> [Supplied material]

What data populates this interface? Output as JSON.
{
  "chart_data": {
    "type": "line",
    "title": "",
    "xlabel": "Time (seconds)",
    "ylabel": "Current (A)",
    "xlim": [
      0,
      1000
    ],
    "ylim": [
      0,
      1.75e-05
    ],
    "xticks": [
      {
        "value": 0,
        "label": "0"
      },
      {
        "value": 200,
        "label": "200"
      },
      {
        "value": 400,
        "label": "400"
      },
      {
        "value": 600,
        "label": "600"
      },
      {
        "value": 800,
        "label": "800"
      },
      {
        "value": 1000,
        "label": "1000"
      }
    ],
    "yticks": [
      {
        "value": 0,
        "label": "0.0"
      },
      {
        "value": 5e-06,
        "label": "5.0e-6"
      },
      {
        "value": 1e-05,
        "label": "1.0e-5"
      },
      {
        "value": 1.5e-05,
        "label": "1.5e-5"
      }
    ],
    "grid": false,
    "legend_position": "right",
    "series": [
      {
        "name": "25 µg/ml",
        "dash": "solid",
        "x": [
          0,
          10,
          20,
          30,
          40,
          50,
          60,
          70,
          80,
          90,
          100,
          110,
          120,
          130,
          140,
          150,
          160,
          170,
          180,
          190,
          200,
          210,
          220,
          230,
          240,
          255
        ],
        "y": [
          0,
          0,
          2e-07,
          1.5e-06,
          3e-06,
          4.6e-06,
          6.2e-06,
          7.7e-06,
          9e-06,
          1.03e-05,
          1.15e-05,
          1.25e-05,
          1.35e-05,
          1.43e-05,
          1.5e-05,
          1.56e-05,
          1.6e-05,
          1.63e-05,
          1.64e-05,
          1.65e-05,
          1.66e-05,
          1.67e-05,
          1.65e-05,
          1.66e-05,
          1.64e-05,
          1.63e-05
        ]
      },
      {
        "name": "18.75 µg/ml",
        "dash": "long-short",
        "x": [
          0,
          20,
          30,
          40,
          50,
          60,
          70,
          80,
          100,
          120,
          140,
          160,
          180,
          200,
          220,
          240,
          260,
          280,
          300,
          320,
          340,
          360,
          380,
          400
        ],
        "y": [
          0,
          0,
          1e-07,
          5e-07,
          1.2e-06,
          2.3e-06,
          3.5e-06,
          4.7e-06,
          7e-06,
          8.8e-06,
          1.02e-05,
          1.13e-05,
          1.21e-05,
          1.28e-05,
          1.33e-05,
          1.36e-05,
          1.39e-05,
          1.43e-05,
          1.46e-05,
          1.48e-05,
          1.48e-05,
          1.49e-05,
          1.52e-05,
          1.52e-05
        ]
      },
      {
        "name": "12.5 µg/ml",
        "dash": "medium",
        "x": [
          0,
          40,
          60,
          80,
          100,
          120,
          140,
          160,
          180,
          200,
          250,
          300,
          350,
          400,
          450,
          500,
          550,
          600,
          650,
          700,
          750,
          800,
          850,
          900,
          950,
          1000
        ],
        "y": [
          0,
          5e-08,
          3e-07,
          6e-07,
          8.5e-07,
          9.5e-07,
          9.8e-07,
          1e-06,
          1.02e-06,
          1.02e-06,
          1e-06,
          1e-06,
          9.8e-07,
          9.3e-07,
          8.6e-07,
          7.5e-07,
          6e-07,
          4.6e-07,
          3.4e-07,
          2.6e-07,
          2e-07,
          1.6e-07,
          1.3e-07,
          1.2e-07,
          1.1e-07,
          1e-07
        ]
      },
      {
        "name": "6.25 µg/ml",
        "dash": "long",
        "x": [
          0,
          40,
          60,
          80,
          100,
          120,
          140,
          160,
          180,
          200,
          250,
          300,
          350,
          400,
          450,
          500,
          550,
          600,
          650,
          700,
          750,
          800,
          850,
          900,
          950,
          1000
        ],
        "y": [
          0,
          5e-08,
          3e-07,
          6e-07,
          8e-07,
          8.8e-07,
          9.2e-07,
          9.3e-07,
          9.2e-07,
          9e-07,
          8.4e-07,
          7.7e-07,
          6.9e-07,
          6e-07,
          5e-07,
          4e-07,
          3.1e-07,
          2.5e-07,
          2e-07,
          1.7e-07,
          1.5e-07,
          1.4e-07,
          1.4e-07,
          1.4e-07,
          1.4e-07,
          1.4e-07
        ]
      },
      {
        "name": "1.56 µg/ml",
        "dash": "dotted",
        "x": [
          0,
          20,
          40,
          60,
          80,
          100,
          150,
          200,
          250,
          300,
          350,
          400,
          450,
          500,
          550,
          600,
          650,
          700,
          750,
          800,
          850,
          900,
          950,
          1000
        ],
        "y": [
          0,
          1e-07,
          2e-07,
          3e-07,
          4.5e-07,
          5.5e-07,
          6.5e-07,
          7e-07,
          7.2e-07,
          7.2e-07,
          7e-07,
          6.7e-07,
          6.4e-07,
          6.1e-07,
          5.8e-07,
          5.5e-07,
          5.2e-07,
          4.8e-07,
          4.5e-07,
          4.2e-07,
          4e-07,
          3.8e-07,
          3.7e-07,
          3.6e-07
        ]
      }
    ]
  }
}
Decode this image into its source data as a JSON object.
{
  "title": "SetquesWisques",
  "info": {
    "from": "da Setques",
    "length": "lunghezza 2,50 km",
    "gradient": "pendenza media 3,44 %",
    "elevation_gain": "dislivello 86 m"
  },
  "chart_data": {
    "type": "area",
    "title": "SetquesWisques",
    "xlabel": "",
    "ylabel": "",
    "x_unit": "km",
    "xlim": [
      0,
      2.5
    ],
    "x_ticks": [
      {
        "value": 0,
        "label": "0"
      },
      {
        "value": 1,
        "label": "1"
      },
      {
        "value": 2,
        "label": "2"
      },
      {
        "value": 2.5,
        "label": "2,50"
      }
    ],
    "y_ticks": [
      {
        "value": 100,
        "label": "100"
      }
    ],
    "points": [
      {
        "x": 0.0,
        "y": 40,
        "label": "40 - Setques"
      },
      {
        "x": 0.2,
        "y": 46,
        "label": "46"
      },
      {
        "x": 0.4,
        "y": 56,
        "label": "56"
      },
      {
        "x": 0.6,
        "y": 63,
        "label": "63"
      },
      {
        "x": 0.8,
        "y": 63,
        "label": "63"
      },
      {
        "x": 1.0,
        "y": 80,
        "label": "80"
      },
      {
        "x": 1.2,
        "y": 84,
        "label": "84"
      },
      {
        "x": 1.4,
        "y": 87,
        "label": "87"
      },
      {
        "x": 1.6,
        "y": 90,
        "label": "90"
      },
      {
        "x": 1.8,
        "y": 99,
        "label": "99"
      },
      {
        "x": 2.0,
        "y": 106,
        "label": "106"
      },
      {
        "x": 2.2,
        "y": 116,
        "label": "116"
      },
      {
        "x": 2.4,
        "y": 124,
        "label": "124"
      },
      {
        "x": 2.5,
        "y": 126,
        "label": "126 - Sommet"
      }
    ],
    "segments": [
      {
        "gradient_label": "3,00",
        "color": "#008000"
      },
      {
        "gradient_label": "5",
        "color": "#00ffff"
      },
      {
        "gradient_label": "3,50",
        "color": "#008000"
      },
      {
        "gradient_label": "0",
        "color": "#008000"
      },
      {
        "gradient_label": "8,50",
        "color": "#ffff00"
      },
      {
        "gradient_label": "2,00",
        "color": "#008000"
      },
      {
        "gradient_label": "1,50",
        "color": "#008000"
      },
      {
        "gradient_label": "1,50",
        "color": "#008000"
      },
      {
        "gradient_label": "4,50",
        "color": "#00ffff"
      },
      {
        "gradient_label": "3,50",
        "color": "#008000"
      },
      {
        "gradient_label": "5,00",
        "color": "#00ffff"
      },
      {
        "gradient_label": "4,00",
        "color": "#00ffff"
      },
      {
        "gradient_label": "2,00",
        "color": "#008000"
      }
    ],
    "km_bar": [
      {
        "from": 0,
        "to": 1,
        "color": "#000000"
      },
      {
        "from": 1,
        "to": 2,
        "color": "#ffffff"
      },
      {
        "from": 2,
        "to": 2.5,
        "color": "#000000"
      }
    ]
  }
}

> [Task details] Return each line in the records that holds the string "SetquesWisques".

> [Answer below]
  "title": "SetquesWisques",
    "title": "SetquesWisques",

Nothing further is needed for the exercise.